# START OF AVAILABLE RECORDS
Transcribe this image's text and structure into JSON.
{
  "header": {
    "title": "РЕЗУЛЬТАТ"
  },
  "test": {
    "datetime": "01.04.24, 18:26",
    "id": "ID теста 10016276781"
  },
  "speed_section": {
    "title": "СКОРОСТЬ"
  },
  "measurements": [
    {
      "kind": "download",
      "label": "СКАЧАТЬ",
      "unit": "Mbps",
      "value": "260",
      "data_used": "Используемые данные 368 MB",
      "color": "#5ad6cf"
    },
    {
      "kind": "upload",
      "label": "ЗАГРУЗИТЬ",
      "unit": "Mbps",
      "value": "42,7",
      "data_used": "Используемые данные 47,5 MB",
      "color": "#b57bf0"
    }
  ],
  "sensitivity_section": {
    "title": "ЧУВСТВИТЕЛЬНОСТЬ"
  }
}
# END OF AVAILABLE RECORDS
# START OF AVAILABLE RECORDS
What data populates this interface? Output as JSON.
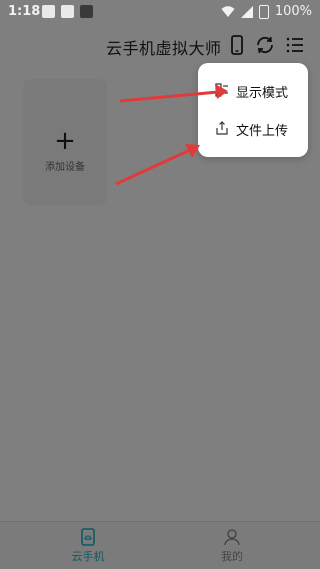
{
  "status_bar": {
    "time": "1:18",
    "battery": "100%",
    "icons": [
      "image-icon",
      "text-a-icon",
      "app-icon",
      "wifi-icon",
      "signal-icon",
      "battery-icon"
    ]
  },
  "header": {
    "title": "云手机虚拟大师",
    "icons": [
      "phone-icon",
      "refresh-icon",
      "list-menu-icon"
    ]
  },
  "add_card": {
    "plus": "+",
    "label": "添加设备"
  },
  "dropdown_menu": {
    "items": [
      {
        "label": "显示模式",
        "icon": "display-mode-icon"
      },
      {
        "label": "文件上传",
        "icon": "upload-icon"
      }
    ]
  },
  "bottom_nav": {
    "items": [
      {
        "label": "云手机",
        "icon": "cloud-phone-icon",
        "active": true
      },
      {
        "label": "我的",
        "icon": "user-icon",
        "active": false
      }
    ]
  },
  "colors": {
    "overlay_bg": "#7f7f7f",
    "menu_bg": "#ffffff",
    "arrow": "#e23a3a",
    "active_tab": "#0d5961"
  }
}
# END OF AVAILABLE RECORDS
DO THIS
Gather all lines of the records that include the word "text".

RESPONSE BELOW
Transcribe this image's text and structure into JSON.
      "text-a-icon",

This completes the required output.